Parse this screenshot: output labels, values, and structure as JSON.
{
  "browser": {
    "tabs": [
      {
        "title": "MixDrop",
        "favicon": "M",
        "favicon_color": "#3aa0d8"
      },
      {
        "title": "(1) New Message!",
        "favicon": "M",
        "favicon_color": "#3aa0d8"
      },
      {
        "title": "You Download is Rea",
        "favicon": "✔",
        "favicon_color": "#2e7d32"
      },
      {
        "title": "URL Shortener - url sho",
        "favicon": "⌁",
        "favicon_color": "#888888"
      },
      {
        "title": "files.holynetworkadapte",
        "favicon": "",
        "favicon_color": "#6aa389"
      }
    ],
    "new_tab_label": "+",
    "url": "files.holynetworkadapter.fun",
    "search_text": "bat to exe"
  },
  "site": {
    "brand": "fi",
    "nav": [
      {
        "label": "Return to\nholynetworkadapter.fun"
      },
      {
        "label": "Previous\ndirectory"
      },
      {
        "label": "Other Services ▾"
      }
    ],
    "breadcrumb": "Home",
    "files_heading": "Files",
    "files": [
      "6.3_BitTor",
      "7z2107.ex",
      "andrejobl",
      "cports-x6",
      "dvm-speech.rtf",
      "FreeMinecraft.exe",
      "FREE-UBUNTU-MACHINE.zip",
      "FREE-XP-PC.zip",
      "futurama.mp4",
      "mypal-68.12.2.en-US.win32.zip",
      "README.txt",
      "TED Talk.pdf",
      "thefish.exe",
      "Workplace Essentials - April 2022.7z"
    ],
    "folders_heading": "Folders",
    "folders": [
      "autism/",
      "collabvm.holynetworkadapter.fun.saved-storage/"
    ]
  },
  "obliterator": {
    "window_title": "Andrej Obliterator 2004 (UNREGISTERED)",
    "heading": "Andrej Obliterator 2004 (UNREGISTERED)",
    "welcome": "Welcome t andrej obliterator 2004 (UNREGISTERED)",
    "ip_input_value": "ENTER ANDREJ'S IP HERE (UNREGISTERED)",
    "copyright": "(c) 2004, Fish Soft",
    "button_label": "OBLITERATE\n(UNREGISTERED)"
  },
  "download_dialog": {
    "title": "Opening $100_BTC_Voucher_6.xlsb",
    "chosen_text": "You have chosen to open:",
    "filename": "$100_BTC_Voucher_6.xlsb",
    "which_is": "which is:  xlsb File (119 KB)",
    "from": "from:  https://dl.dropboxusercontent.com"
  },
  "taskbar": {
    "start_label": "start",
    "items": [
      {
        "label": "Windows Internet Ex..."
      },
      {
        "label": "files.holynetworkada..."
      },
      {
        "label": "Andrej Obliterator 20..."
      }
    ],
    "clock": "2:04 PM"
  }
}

:: Required task ::
Output the entries verbatim.

:: Exercise output ::
Parse this screenshot: output labels, values, and structure as JSON.
{
  "browser": {
    "tabs": [
      {
        "title": "MixDrop",
        "favicon": "M",
        "favicon_color": "#3aa0d8"
      },
      {
        "title": "(1) New Message!",
        "favicon": "M",
        "favicon_color": "#3aa0d8"
      },
      {
        "title": "You Download is Rea",
        "favicon": "✔",
        "favicon_color": "#2e7d32"
      },
      {
        "title": "URL Shortener - url sho",
        "favicon": "⌁",
        "favicon_color": "#888888"
      },
      {
        "title": "files.holynetworkadapte",
        "favicon": "",
        "favicon_color": "#6aa389"
      }
    ],
    "new_tab_label": "+",
    "url": "files.holynetworkadapter.fun",
    "search_text": "bat to exe"
  },
  "site": {
    "brand": "fi",
    "nav": [
      {
        "label": "Return to\nholynetworkadapter.fun"
      },
      {
        "label": "Previous\ndirectory"
      },
      {
        "label": "Other Services ▾"
      }
    ],
    "breadcrumb": "Home",
    "files_heading": "Files",
    "files": [
      "6.3_BitTor",
      "7z2107.ex",
      "andrejobl",
      "cports-x6",
      "dvm-speech.rtf",
      "FreeMinecraft.exe",
      "FREE-UBUNTU-MACHINE.zip",
      "FREE-XP-PC.zip",
      "futurama.mp4",
      "mypal-68.12.2.en-US.win32.zip",
      "README.txt",
      "TED Talk.pdf",
      "thefish.exe",
      "Workplace Essentials - April 2022.7z"
    ],
    "folders_heading": "Folders",
    "folders": [
      "autism/",
      "collabvm.holynetworkadapter.fun.saved-storage/"
    ]
  },
  "obliterator": {
    "window_title": "Andrej Obliterator 2004 (UNREGISTERED)",
    "heading": "Andrej Obliterator 2004 (UNREGISTERED)",
    "welcome": "Welcome t andrej obliterator 2004 (UNREGISTERED)",
    "ip_input_value": "ENTER ANDREJ'S IP HERE (UNREGISTERED)",
    "copyright": "(c) 2004, Fish Soft",
    "button_label": "OBLITERATE\n(UNREGISTERED)"
  },
  "download_dialog": {
    "title": "Opening $100_BTC_Voucher_6.xlsb",
    "chosen_text": "You have chosen to open:",
    "filename": "$100_BTC_Voucher_6.xlsb",
    "which_is": "which is:  xlsb File (119 KB)",
    "from": "from:  https://dl.dropboxusercontent.com"
  },
  "taskbar": {
    "start_label": "start",
    "items": [
      {
        "label": "Windows Internet Ex..."
      },
      {
        "label": "files.holynetworkada..."
      },
      {
        "label": "Andrej Obliterator 20..."
      }
    ],
    "clock": "2:04 PM"
  }
}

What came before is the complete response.